YOUR INSTRUCTIONS =
Exactly how many lines have the word "Bureau"? Answer with the bare number.

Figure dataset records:
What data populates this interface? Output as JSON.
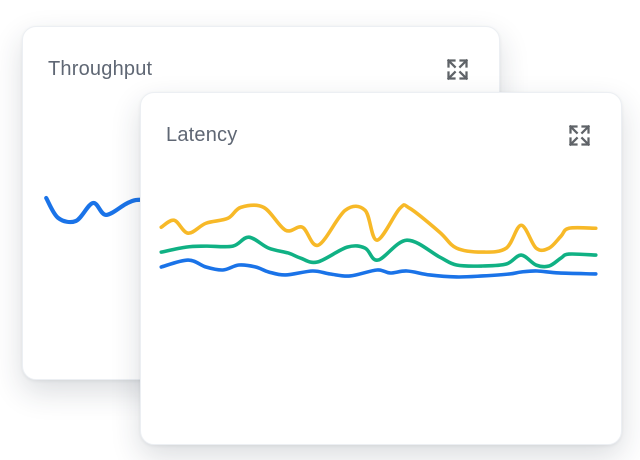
{
  "theme": {
    "page_background": "#ffffff",
    "card_background": "#ffffff",
    "card_border": "#eceff3",
    "title_color": "#5f6774",
    "icon_color": "#5f6368"
  },
  "cards": [
    {
      "title": "Throughput",
      "icon": "expand-arrows-icon"
    },
    {
      "title": "Latency",
      "icon": "expand-arrows-icon"
    }
  ],
  "chart_data": [
    {
      "type": "line",
      "title": "Throughput",
      "xlabel": "",
      "ylabel": "",
      "axes_visible": false,
      "grid": false,
      "legend": null,
      "note": "Sparkline with no ticks, labels or legend; right portion hidden behind the Latency card. Points are card-local pixels (card 478x354, y increases downward).",
      "series": [
        {
          "name": "throughput-blue",
          "color": "#1a73e8",
          "points": [
            [
              23,
              172
            ],
            [
              35,
              192
            ],
            [
              53,
              195
            ],
            [
              70,
              177
            ],
            [
              83,
              189
            ],
            [
              103,
              178
            ],
            [
              113,
              174
            ],
            [
              128,
              174
            ]
          ]
        }
      ]
    },
    {
      "type": "line",
      "title": "Latency",
      "xlabel": "",
      "ylabel": "",
      "axes_visible": false,
      "grid": false,
      "legend": null,
      "note": "Three sparklines with no ticks, labels or legend. Points are card-local pixels (card 482x353, y increases downward).",
      "series": [
        {
          "name": "latency-yellow",
          "color": "#f7b928",
          "points": [
            [
              20,
              135
            ],
            [
              33,
              128
            ],
            [
              47,
              141
            ],
            [
              65,
              131
            ],
            [
              87,
              126
            ],
            [
              100,
              115
            ],
            [
              123,
              115
            ],
            [
              145,
              138
            ],
            [
              162,
              135
            ],
            [
              178,
              153
            ],
            [
              205,
              118
            ],
            [
              225,
              118
            ],
            [
              237,
              148
            ],
            [
              260,
              116
            ],
            [
              270,
              116
            ],
            [
              300,
              140
            ],
            [
              317,
              156
            ],
            [
              343,
              160
            ],
            [
              367,
              156
            ],
            [
              382,
              133
            ],
            [
              397,
              156
            ],
            [
              410,
              156
            ],
            [
              422,
              144
            ],
            [
              430,
              136
            ],
            [
              457,
              136
            ]
          ]
        },
        {
          "name": "latency-green",
          "color": "#10b184",
          "points": [
            [
              20,
              160
            ],
            [
              45,
              155
            ],
            [
              65,
              154
            ],
            [
              92,
              154
            ],
            [
              108,
              145
            ],
            [
              128,
              156
            ],
            [
              148,
              161
            ],
            [
              160,
              166
            ],
            [
              177,
              170
            ],
            [
              207,
              155
            ],
            [
              225,
              156
            ],
            [
              238,
              168
            ],
            [
              267,
              148
            ],
            [
              300,
              165
            ],
            [
              317,
              173
            ],
            [
              343,
              174
            ],
            [
              367,
              172
            ],
            [
              382,
              163
            ],
            [
              397,
              173
            ],
            [
              410,
              174
            ],
            [
              422,
              166
            ],
            [
              430,
              162
            ],
            [
              457,
              163
            ]
          ]
        },
        {
          "name": "latency-blue",
          "color": "#1a73e8",
          "points": [
            [
              20,
              175
            ],
            [
              47,
              168
            ],
            [
              65,
              175
            ],
            [
              82,
              178
            ],
            [
              98,
              173
            ],
            [
              115,
              175
            ],
            [
              128,
              180
            ],
            [
              145,
              183
            ],
            [
              172,
              179
            ],
            [
              190,
              182
            ],
            [
              210,
              184
            ],
            [
              237,
              178
            ],
            [
              250,
              181
            ],
            [
              267,
              179
            ],
            [
              290,
              183
            ],
            [
              317,
              185
            ],
            [
              343,
              184
            ],
            [
              370,
              182
            ],
            [
              382,
              180
            ],
            [
              398,
              179
            ],
            [
              420,
              181
            ],
            [
              457,
              182
            ]
          ]
        }
      ]
    }
  ]
}
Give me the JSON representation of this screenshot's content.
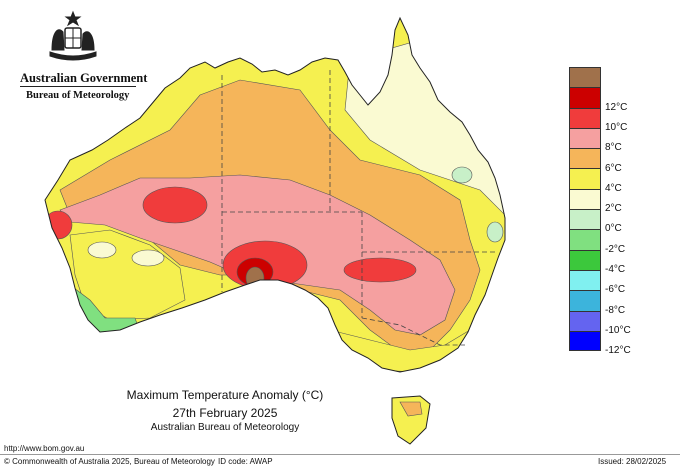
{
  "header": {
    "government": "Australian Government",
    "bureau": "Bureau of Meteorology"
  },
  "map": {
    "title": "Maximum Temperature Anomaly (°C)",
    "date": "27th February 2025",
    "agency": "Australian Bureau of Meteorology"
  },
  "legend": {
    "items": [
      {
        "label": "",
        "color": "#a0714b"
      },
      {
        "label": "12°C",
        "color": "#cc0000"
      },
      {
        "label": "10°C",
        "color": "#f03c3c"
      },
      {
        "label": "8°C",
        "color": "#f5a0a0"
      },
      {
        "label": "6°C",
        "color": "#f5b55a"
      },
      {
        "label": "4°C",
        "color": "#f5f050"
      },
      {
        "label": "2°C",
        "color": "#fafad2"
      },
      {
        "label": "0°C",
        "color": "#c8f0c8"
      },
      {
        "label": "-2°C",
        "color": "#80e080"
      },
      {
        "label": "-4°C",
        "color": "#3cc83c"
      },
      {
        "label": "-6°C",
        "color": "#80f0f0"
      },
      {
        "label": "-8°C",
        "color": "#3cb4dc"
      },
      {
        "label": "-10°C",
        "color": "#6464f0"
      },
      {
        "label": "-12°C",
        "color": "#0000ff"
      }
    ]
  },
  "footer": {
    "url": "http://www.bom.gov.au",
    "copyright": "© Commonwealth of Australia 2025, Bureau of Meteorology",
    "id_code": "ID code: AWAP",
    "issued": "Issued: 28/02/2025"
  }
}
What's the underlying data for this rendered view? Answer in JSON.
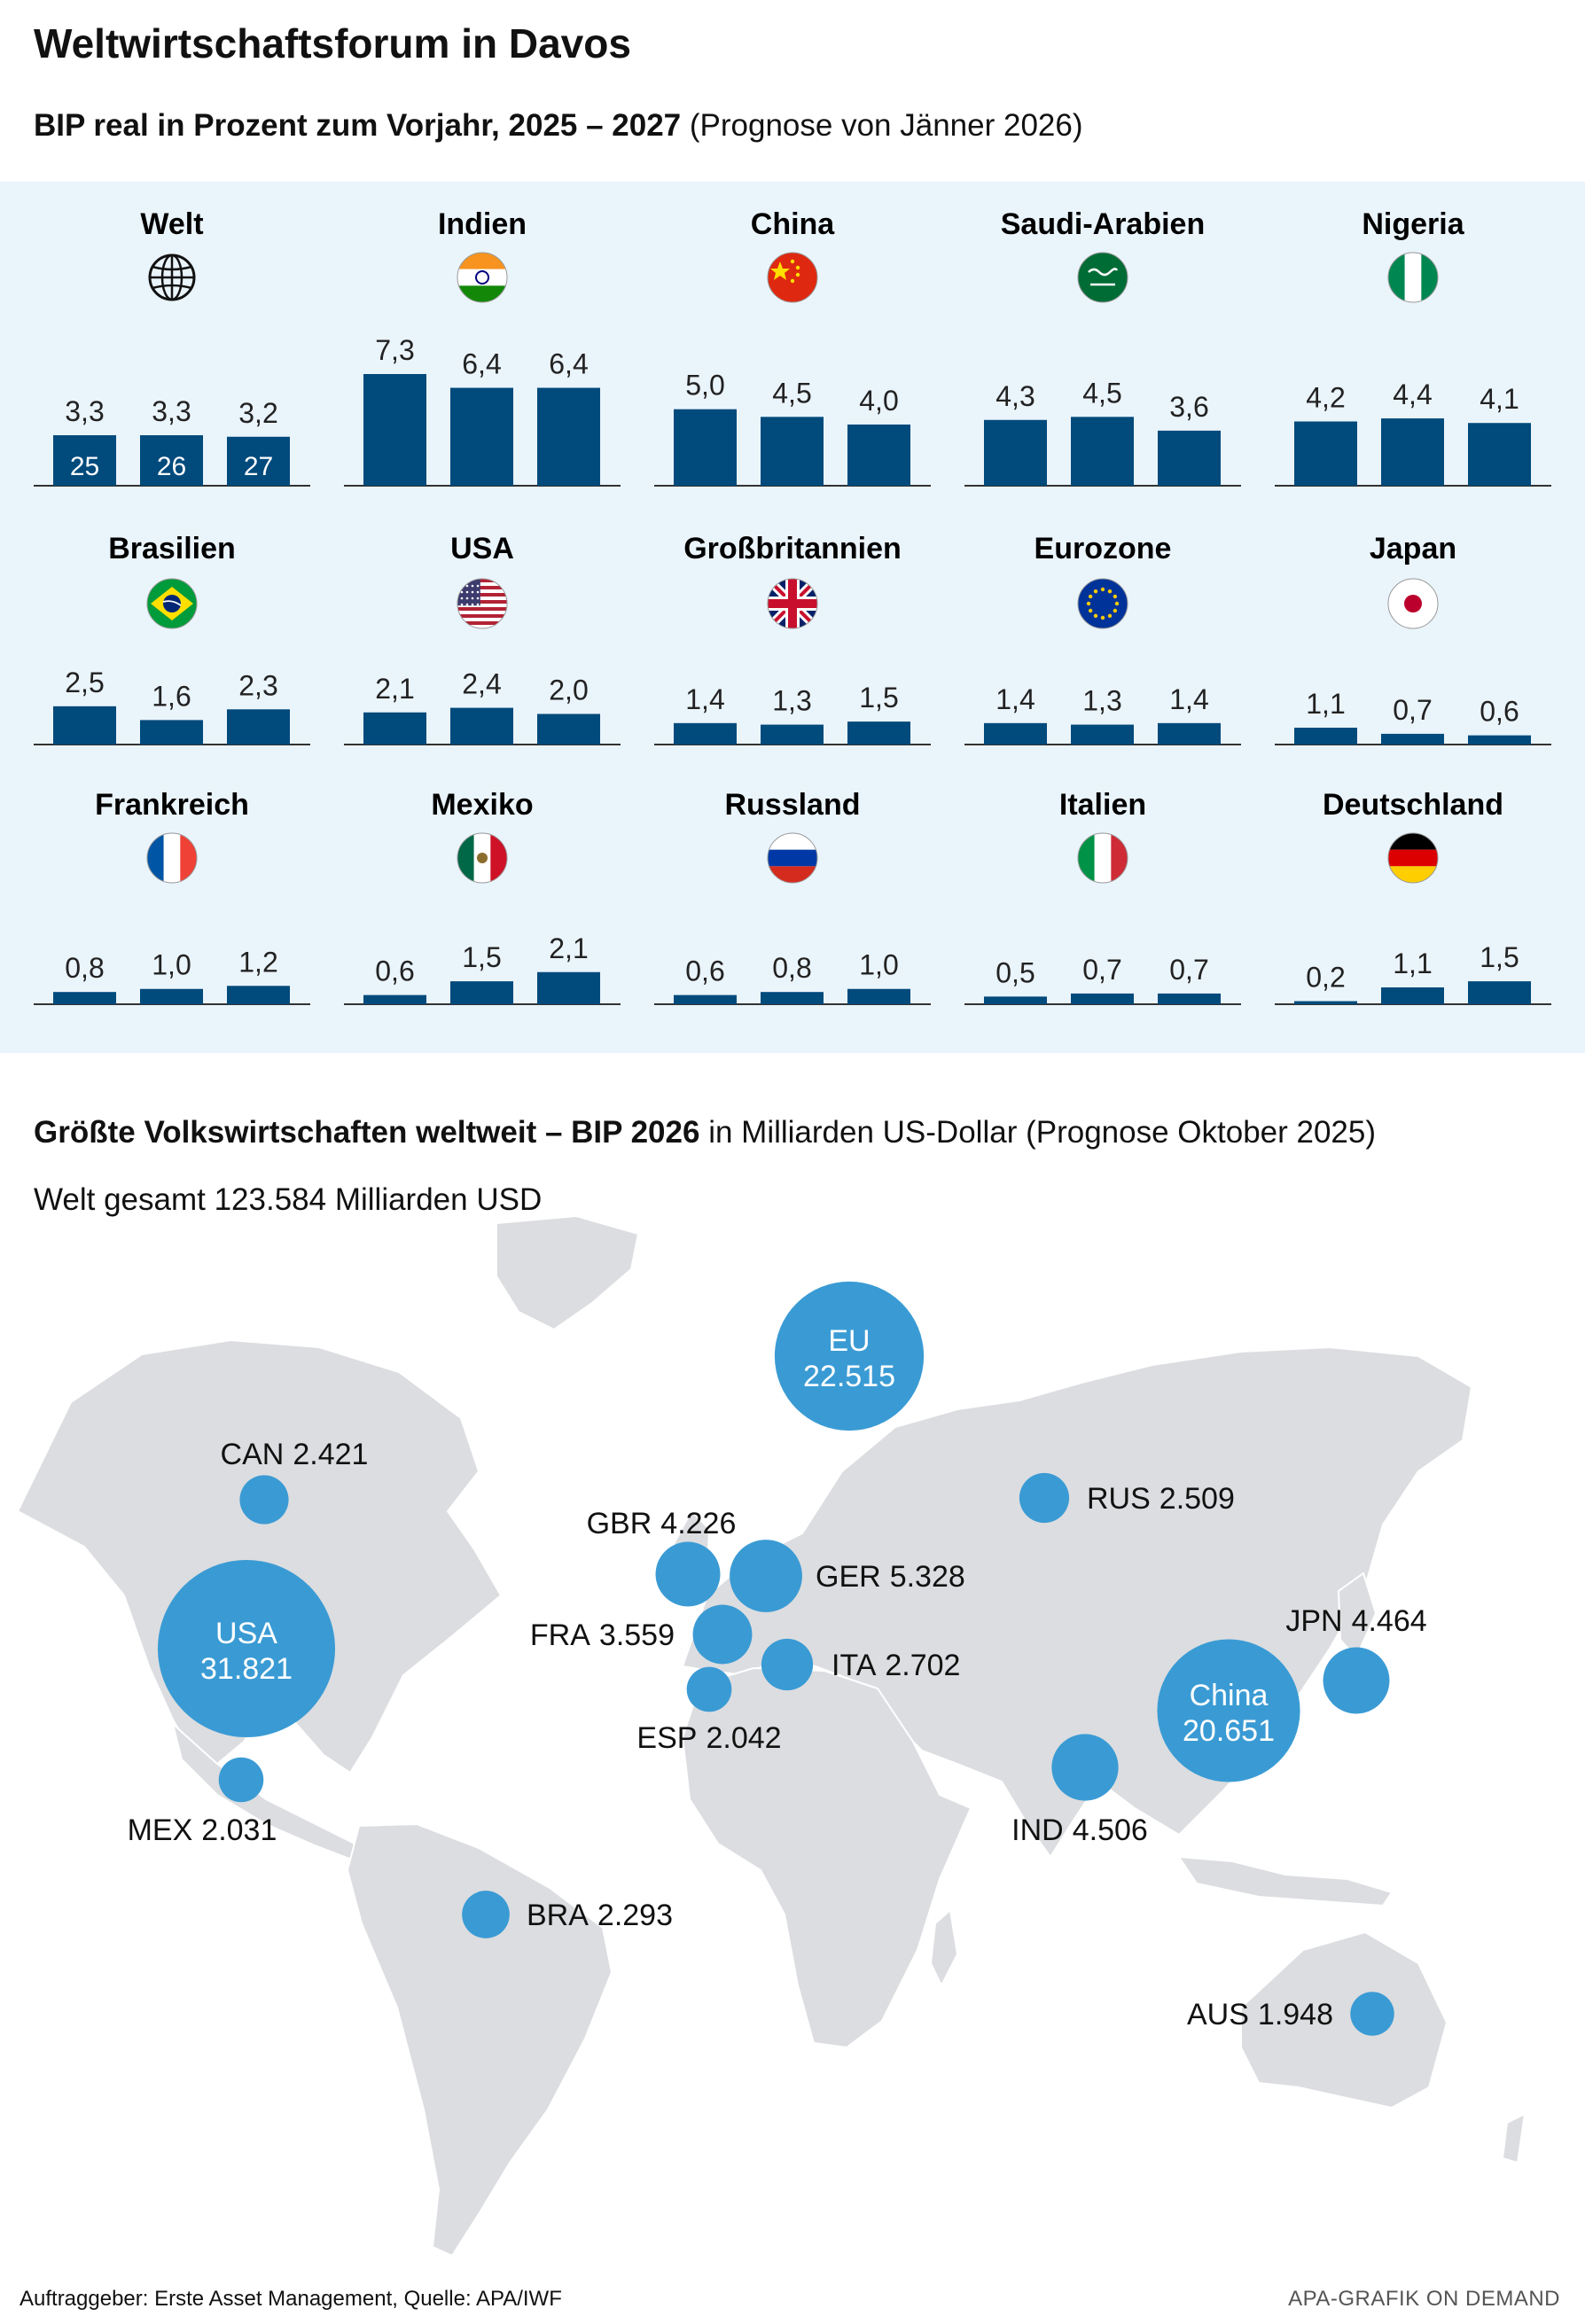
{
  "header": {
    "title": "Weltwirtschaftsforum in Davos",
    "subtitle_bold": "BIP real in Prozent zum Vorjahr, 2025 – 2027",
    "subtitle_rest": " (Prognose von Jänner 2026)"
  },
  "map_section": {
    "subtitle_bold": "Größte Volkswirtschaften weltweit – BIP 2026",
    "subtitle_rest": " in Milliarden US-Dollar (Prognose Oktober 2025)",
    "world_total": "Welt gesamt 123.584 Milliarden USD"
  },
  "footer": {
    "left": "Auftraggeber: Erste Asset Management, Quelle: APA/IWF",
    "right": "APA-GRAFIK ON DEMAND"
  },
  "colors": {
    "bar": "#004a7c",
    "bubble": "#3a9bd4",
    "panel": "#eaf4fb",
    "land": "#dcdde0"
  },
  "chart_data": [
    {
      "type": "bar",
      "title": "BIP real in Prozent zum Vorjahr, 2025 – 2027",
      "year_labels": [
        "25",
        "26",
        "27"
      ],
      "ylim": [
        0,
        7.3
      ],
      "countries": [
        {
          "name": "Welt",
          "flag": "globe-icon",
          "values": [
            3.3,
            3.3,
            3.2
          ],
          "labels": [
            "3,3",
            "3,3",
            "3,2"
          ]
        },
        {
          "name": "Indien",
          "flag": "india-flag-icon",
          "values": [
            7.3,
            6.4,
            6.4
          ],
          "labels": [
            "7,3",
            "6,4",
            "6,4"
          ]
        },
        {
          "name": "China",
          "flag": "china-flag-icon",
          "values": [
            5.0,
            4.5,
            4.0
          ],
          "labels": [
            "5,0",
            "4,5",
            "4,0"
          ]
        },
        {
          "name": "Saudi-Arabien",
          "flag": "saudi-arabia-flag-icon",
          "values": [
            4.3,
            4.5,
            3.6
          ],
          "labels": [
            "4,3",
            "4,5",
            "3,6"
          ]
        },
        {
          "name": "Nigeria",
          "flag": "nigeria-flag-icon",
          "values": [
            4.2,
            4.4,
            4.1
          ],
          "labels": [
            "4,2",
            "4,4",
            "4,1"
          ]
        },
        {
          "name": "Brasilien",
          "flag": "brazil-flag-icon",
          "values": [
            2.5,
            1.6,
            2.3
          ],
          "labels": [
            "2,5",
            "1,6",
            "2,3"
          ]
        },
        {
          "name": "USA",
          "flag": "usa-flag-icon",
          "values": [
            2.1,
            2.4,
            2.0
          ],
          "labels": [
            "2,1",
            "2,4",
            "2,0"
          ]
        },
        {
          "name": "Großbritannien",
          "flag": "uk-flag-icon",
          "values": [
            1.4,
            1.3,
            1.5
          ],
          "labels": [
            "1,4",
            "1,3",
            "1,5"
          ]
        },
        {
          "name": "Eurozone",
          "flag": "eu-flag-icon",
          "values": [
            1.4,
            1.3,
            1.4
          ],
          "labels": [
            "1,4",
            "1,3",
            "1,4"
          ]
        },
        {
          "name": "Japan",
          "flag": "japan-flag-icon",
          "values": [
            1.1,
            0.7,
            0.6
          ],
          "labels": [
            "1,1",
            "0,7",
            "0,6"
          ]
        },
        {
          "name": "Frankreich",
          "flag": "france-flag-icon",
          "values": [
            0.8,
            1.0,
            1.2
          ],
          "labels": [
            "0,8",
            "1,0",
            "1,2"
          ]
        },
        {
          "name": "Mexiko",
          "flag": "mexico-flag-icon",
          "values": [
            0.6,
            1.5,
            2.1
          ],
          "labels": [
            "0,6",
            "1,5",
            "2,1"
          ]
        },
        {
          "name": "Russland",
          "flag": "russia-flag-icon",
          "values": [
            0.6,
            0.8,
            1.0
          ],
          "labels": [
            "0,6",
            "0,8",
            "1,0"
          ]
        },
        {
          "name": "Italien",
          "flag": "italy-flag-icon",
          "values": [
            0.5,
            0.7,
            0.7
          ],
          "labels": [
            "0,5",
            "0,7",
            "0,7"
          ]
        },
        {
          "name": "Deutschland",
          "flag": "germany-flag-icon",
          "values": [
            0.2,
            1.1,
            1.5
          ],
          "labels": [
            "0,2",
            "1,1",
            "1,5"
          ]
        }
      ]
    },
    {
      "type": "scatter",
      "title": "Größte Volkswirtschaften weltweit – BIP 2026",
      "unit": "Milliarden US-Dollar",
      "bubbles": [
        {
          "code": "EU",
          "value": 22515,
          "label": "22.515",
          "label_inside": true
        },
        {
          "code": "USA",
          "value": 31821,
          "label": "31.821",
          "label_inside": true
        },
        {
          "code": "China",
          "value": 20651,
          "label": "20.651",
          "label_inside": true
        },
        {
          "code": "CAN",
          "value": 2421,
          "label": "2.421"
        },
        {
          "code": "RUS",
          "value": 2509,
          "label": "2.509"
        },
        {
          "code": "GBR",
          "value": 4226,
          "label": "4.226"
        },
        {
          "code": "GER",
          "value": 5328,
          "label": "5.328"
        },
        {
          "code": "FRA",
          "value": 3559,
          "label": "3.559"
        },
        {
          "code": "ITA",
          "value": 2702,
          "label": "2.702"
        },
        {
          "code": "ESP",
          "value": 2042,
          "label": "2.042"
        },
        {
          "code": "JPN",
          "value": 4464,
          "label": "4.464"
        },
        {
          "code": "IND",
          "value": 4506,
          "label": "4.506"
        },
        {
          "code": "MEX",
          "value": 2031,
          "label": "2.031"
        },
        {
          "code": "BRA",
          "value": 2293,
          "label": "2.293"
        },
        {
          "code": "AUS",
          "value": 1948,
          "label": "1.948"
        }
      ]
    }
  ]
}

SOLUTION TO THIS EXERCISE =
3